Set task:
Write out every entry exactly as given, but omit the pictures.

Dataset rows
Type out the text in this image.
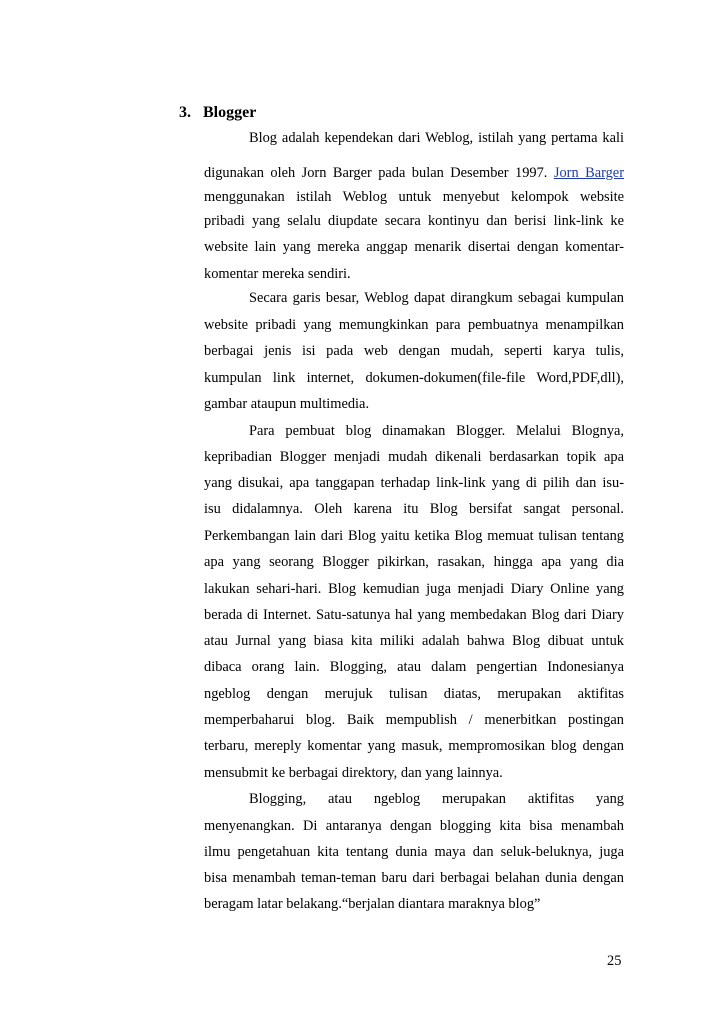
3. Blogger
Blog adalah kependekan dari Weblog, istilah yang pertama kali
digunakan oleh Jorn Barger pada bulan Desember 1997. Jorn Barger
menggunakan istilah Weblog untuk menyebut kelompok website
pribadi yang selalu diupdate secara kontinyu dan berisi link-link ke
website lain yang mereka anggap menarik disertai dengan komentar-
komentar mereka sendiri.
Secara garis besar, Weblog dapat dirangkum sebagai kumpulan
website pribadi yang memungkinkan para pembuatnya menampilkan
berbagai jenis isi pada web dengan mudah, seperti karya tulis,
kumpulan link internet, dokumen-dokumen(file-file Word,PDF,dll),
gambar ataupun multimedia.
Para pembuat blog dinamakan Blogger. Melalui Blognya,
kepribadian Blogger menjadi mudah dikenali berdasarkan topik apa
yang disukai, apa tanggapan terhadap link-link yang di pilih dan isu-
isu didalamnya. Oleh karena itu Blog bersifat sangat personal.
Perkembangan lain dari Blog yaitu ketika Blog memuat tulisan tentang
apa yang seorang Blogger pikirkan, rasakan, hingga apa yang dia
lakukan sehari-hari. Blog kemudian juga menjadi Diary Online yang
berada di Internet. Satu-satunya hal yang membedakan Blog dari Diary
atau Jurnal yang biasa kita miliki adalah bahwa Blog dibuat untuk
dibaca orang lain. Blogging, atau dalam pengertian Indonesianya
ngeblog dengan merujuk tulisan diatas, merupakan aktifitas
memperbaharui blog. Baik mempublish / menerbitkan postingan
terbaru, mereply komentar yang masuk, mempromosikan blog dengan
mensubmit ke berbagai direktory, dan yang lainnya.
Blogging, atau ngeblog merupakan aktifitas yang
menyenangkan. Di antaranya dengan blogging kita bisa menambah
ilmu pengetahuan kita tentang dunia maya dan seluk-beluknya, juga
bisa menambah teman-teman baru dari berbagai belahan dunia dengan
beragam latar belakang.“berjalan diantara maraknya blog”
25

Output of the exercise:
Type out the text in this image.
3. Blogger
Blog adalah kependekan dari Weblog, istilah yang pertama kali
digunakan oleh Jorn Barger pada bulan Desember 1997. Jorn Barger
menggunakan istilah Weblog untuk menyebut kelompok website
pribadi yang selalu diupdate secara kontinyu dan berisi link-link ke
website lain yang mereka anggap menarik disertai dengan komentar-
komentar mereka sendiri.
Secara garis besar, Weblog dapat dirangkum sebagai kumpulan
website pribadi yang memungkinkan para pembuatnya menampilkan
berbagai jenis isi pada web dengan mudah, seperti karya tulis,
kumpulan link internet, dokumen-dokumen(file-file Word,PDF,dll),
gambar ataupun multimedia.
Para pembuat blog dinamakan Blogger. Melalui Blognya,
kepribadian Blogger menjadi mudah dikenali berdasarkan topik apa
yang disukai, apa tanggapan terhadap link-link yang di pilih dan isu-
isu didalamnya. Oleh karena itu Blog bersifat sangat personal.
Perkembangan lain dari Blog yaitu ketika Blog memuat tulisan tentang
apa yang seorang Blogger pikirkan, rasakan, hingga apa yang dia
lakukan sehari-hari. Blog kemudian juga menjadi Diary Online yang
berada di Internet. Satu-satunya hal yang membedakan Blog dari Diary
atau Jurnal yang biasa kita miliki adalah bahwa Blog dibuat untuk
dibaca orang lain. Blogging, atau dalam pengertian Indonesianya
ngeblog dengan merujuk tulisan diatas, merupakan aktifitas
memperbaharui blog. Baik mempublish / menerbitkan postingan
terbaru, mereply komentar yang masuk, mempromosikan blog dengan
mensubmit ke berbagai direktory, dan yang lainnya.
Blogging, atau ngeblog merupakan aktifitas yang
menyenangkan. Di antaranya dengan blogging kita bisa menambah
ilmu pengetahuan kita tentang dunia maya dan seluk-beluknya, juga
bisa menambah teman-teman baru dari berbagai belahan dunia dengan
beragam latar belakang.“berjalan diantara maraknya blog”
25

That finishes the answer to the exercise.